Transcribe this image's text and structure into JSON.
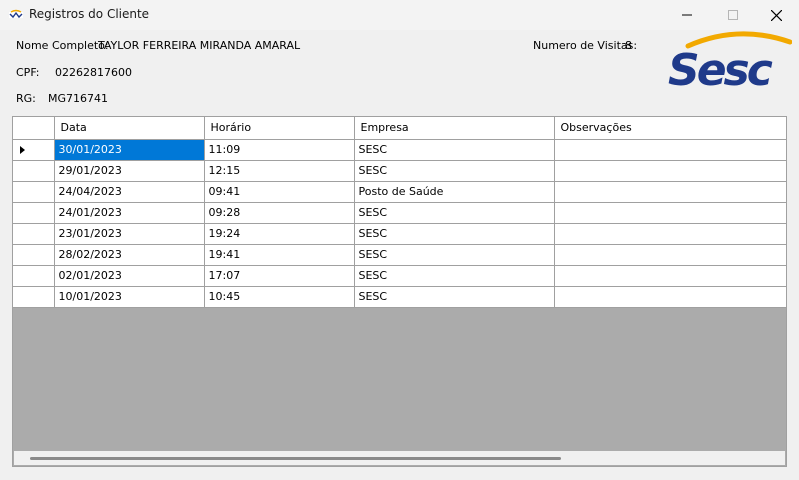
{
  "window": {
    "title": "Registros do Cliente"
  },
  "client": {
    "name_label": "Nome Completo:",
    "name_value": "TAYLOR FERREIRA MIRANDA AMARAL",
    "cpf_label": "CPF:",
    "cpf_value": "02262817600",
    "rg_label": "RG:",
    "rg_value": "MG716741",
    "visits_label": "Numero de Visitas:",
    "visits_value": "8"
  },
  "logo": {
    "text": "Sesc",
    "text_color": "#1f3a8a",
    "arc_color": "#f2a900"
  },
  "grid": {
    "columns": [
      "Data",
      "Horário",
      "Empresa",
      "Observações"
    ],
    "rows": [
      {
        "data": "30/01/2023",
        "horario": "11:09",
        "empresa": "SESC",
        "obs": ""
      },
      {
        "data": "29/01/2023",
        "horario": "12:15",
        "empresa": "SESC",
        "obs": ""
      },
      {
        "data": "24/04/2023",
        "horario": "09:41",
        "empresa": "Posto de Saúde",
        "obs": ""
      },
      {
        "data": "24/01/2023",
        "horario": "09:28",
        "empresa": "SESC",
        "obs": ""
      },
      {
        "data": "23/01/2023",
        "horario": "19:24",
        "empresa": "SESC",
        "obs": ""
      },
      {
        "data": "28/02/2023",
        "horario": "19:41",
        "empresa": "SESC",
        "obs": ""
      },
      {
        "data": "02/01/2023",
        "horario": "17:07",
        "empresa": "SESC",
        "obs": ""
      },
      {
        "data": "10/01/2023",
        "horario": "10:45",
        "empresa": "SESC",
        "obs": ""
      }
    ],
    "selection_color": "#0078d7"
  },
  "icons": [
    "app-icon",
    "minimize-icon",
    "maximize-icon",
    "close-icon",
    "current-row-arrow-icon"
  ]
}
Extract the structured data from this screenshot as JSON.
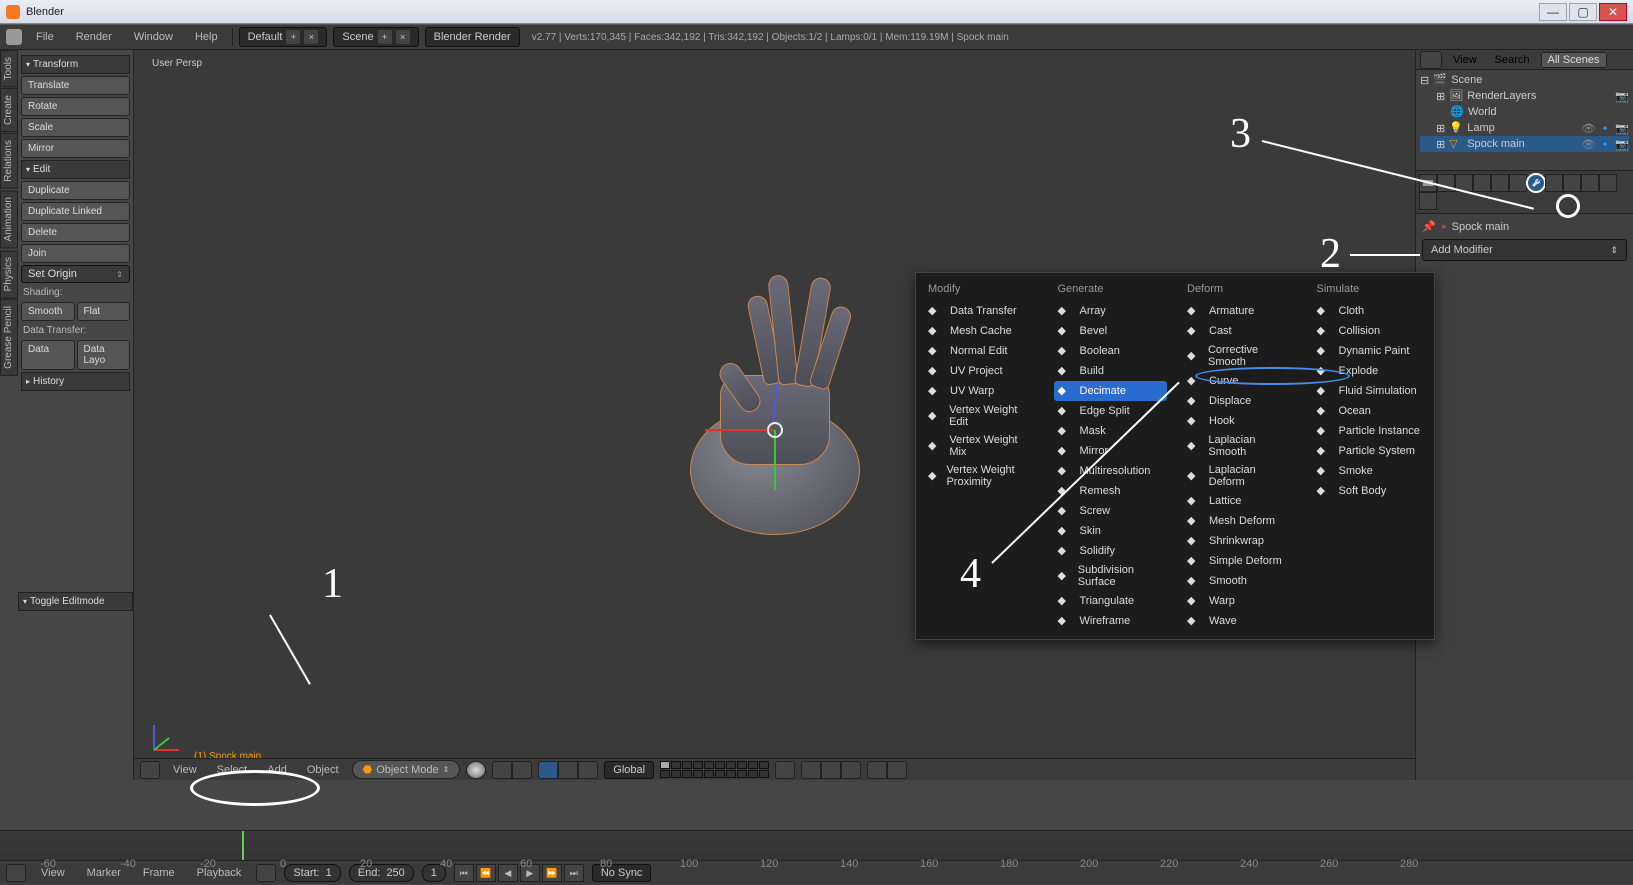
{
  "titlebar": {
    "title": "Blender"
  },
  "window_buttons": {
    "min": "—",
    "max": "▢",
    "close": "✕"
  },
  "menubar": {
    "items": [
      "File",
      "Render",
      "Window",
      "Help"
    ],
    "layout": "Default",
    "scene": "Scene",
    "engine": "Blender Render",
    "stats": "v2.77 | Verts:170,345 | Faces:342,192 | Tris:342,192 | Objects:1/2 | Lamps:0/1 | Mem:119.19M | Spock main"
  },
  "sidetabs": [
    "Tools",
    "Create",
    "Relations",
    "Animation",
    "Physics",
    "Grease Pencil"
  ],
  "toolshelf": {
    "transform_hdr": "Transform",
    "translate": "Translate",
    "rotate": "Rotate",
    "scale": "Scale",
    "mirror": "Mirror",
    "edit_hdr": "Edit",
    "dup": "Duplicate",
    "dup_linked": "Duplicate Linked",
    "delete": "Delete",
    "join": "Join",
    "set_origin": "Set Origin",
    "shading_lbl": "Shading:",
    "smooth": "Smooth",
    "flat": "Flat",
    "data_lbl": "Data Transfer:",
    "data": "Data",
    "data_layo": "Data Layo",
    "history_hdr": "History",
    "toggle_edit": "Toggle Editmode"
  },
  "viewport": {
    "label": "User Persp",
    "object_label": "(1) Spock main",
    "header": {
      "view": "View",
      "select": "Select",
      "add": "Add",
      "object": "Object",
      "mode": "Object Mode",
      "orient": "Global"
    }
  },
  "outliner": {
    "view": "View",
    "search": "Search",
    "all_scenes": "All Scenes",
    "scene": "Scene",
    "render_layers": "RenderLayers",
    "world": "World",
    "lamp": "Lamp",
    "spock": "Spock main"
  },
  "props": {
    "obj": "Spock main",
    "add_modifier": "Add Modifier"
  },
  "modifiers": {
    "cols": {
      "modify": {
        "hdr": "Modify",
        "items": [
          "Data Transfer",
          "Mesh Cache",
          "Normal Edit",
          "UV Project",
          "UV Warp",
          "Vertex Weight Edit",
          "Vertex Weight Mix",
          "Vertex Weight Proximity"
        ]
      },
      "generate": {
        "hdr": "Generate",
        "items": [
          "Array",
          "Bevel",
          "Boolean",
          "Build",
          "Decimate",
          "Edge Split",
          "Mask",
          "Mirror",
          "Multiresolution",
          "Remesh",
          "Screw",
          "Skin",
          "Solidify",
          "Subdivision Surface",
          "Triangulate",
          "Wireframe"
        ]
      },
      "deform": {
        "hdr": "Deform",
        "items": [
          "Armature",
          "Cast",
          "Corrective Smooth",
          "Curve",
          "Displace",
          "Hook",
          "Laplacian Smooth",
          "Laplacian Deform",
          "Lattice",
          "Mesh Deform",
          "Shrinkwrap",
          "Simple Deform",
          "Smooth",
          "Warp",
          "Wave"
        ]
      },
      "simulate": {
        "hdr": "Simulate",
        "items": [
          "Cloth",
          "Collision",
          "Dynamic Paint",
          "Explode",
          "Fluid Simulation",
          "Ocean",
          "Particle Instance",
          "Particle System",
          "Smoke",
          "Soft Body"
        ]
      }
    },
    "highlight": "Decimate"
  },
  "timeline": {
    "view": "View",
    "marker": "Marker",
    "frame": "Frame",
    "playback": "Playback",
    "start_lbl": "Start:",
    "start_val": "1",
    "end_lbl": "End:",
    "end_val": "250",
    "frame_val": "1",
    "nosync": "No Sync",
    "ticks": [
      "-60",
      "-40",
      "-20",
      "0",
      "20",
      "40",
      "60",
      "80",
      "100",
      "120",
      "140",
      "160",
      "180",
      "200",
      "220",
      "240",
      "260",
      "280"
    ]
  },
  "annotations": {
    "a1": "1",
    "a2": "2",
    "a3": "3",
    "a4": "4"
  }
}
__________
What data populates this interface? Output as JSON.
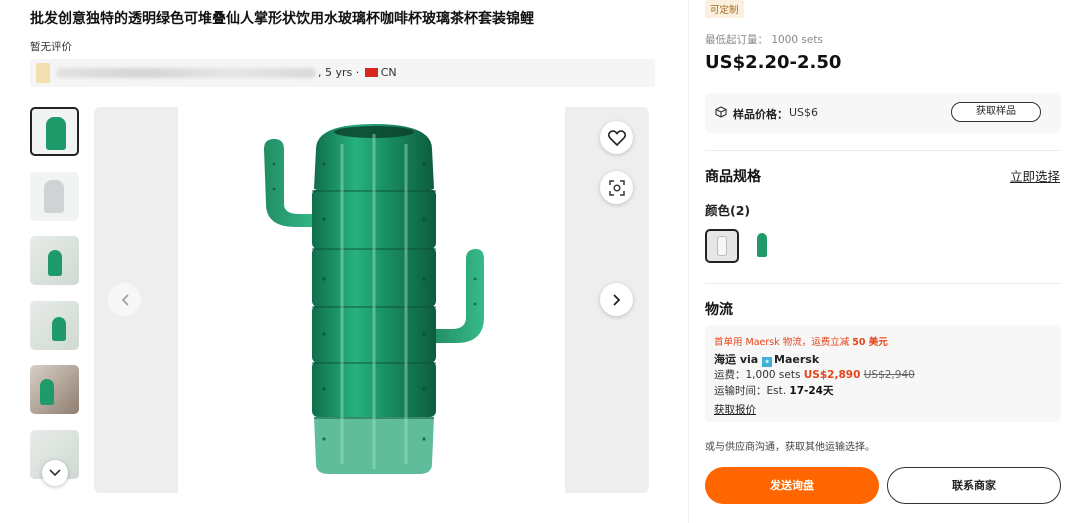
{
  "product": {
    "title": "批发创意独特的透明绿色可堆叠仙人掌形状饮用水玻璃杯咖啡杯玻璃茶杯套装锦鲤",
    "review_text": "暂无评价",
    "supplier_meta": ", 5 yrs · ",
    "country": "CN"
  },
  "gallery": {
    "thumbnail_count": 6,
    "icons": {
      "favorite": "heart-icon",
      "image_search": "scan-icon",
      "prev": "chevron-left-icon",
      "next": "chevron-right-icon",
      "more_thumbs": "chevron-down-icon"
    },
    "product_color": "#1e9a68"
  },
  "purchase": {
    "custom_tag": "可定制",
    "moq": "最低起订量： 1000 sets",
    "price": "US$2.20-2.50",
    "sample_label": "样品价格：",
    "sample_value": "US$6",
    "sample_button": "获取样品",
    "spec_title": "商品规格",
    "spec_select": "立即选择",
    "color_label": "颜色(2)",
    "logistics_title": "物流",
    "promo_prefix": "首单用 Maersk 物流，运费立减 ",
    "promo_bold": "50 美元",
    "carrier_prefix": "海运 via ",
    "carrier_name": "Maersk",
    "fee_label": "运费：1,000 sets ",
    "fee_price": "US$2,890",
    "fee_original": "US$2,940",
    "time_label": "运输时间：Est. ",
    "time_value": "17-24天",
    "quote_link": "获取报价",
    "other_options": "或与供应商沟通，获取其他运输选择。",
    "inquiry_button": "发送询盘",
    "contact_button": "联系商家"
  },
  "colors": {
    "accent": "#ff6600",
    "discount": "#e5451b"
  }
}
__________
- The problem:
Track down every line of the material containing the string "Spock", and copy it.

- Response to the exercise:
    "stats": "v2.77 | Verts:170,345 | Faces:342,192 | Tris:342,192 | Objects:1/2 | Lamps:0/1 | Mem:119.19M | Spock main"
    "object_label": "(1) Spock main",
    "spock": "Spock main"
    "obj": "Spock main",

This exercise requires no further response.